#### Exercise task:
Nothing but the lines from the line with "Output a JSON" through the end of the data is to be copied, and each is to be copied exactly.

#### Provided records:
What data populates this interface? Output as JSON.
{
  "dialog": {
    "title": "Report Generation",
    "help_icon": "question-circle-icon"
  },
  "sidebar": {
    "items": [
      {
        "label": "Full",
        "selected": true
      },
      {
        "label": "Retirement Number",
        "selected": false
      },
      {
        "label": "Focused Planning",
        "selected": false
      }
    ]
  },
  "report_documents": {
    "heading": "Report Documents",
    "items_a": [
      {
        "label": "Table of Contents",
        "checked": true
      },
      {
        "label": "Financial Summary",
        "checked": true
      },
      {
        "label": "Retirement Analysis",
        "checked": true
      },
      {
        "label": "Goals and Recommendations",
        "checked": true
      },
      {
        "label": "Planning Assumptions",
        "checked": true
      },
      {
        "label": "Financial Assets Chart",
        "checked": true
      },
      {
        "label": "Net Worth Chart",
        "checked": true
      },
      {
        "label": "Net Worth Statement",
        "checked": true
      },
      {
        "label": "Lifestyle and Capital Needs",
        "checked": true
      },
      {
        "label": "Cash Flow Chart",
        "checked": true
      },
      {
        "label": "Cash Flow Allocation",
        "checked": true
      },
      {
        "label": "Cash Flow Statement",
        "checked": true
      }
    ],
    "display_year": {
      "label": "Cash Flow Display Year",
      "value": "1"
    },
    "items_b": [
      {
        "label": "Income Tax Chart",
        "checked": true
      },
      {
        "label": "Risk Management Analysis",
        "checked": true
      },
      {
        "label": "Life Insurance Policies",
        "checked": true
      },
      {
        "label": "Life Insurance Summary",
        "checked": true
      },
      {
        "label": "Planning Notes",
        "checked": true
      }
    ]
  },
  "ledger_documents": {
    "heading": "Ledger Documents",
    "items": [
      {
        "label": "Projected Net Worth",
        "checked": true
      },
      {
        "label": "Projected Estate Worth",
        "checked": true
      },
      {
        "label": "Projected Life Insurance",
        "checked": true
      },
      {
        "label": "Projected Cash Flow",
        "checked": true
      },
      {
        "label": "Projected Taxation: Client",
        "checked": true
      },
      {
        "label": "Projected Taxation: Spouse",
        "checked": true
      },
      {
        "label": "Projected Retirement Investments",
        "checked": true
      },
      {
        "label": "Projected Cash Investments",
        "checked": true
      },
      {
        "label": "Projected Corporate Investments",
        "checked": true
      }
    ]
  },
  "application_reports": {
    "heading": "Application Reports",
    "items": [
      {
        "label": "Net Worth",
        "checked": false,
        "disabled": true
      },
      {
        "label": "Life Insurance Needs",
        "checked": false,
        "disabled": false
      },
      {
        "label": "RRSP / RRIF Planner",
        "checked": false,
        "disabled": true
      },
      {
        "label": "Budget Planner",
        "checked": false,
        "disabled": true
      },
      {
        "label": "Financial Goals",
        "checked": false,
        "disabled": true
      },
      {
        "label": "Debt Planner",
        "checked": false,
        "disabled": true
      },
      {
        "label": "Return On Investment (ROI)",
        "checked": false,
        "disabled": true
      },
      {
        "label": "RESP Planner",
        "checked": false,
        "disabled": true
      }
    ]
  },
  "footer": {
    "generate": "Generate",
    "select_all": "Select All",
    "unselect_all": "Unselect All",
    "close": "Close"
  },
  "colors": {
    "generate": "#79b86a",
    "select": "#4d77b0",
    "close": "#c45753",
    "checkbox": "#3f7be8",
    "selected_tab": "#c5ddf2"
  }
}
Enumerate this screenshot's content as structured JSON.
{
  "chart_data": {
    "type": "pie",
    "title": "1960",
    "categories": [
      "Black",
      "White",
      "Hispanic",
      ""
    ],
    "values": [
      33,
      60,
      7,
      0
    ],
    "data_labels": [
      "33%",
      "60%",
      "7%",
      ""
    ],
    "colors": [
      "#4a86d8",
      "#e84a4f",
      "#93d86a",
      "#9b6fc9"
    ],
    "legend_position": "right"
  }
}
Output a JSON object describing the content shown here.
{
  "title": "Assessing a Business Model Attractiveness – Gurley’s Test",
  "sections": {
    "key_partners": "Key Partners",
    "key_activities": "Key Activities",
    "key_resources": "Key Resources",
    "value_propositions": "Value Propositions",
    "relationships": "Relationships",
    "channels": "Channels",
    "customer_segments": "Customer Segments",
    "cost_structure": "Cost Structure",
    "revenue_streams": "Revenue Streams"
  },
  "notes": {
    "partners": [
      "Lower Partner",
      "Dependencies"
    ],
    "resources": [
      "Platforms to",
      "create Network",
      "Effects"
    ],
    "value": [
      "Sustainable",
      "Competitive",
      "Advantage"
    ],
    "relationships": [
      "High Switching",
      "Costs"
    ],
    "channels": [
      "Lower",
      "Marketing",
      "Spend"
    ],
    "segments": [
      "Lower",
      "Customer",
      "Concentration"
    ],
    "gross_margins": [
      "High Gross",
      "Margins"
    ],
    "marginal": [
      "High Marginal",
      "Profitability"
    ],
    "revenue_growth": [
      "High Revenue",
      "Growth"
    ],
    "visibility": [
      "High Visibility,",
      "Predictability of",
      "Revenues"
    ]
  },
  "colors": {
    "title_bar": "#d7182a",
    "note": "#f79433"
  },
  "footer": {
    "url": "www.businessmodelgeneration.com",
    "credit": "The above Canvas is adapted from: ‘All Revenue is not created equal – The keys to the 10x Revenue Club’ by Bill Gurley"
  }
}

#### Solution to the exercise:
Output a JSON object describing the content shown here.
{
  "title": "Assessing a Business Model Attractiveness – Gurley’s Test",
  "sections": {
    "key_partners": "Key Partners",
    "key_activities": "Key Activities",
    "key_resources": "Key Resources",
    "value_propositions": "Value Propositions",
    "relationships": "Relationships",
    "channels": "Channels",
    "customer_segments": "Customer Segments",
    "cost_structure": "Cost Structure",
    "revenue_streams": "Revenue Streams"
  },
  "notes": {
    "partners": [
      "Lower Partner",
      "Dependencies"
    ],
    "resources": [
      "Platforms to",
      "create Network",
      "Effects"
    ],
    "value": [
      "Sustainable",
      "Competitive",
      "Advantage"
    ],
    "relationships": [
      "High Switching",
      "Costs"
    ],
    "channels": [
      "Lower",
      "Marketing",
      "Spend"
    ],
    "segments": [
      "Lower",
      "Customer",
      "Concentration"
    ],
    "gross_margins": [
      "High Gross",
      "Margins"
    ],
    "marginal": [
      "High Marginal",
      "Profitability"
    ],
    "revenue_growth": [
      "High Revenue",
      "Growth"
    ],
    "visibility": [
      "High Visibility,",
      "Predictability of",
      "Revenues"
    ]
  },
  "colors": {
    "title_bar": "#d7182a",
    "note": "#f79433"
  },
  "footer": {
    "url": "www.businessmodelgeneration.com",
    "credit": "The above Canvas is adapted from: ‘All Revenue is not created equal – The keys to the 10x Revenue Club’ by Bill Gurley"
  }
}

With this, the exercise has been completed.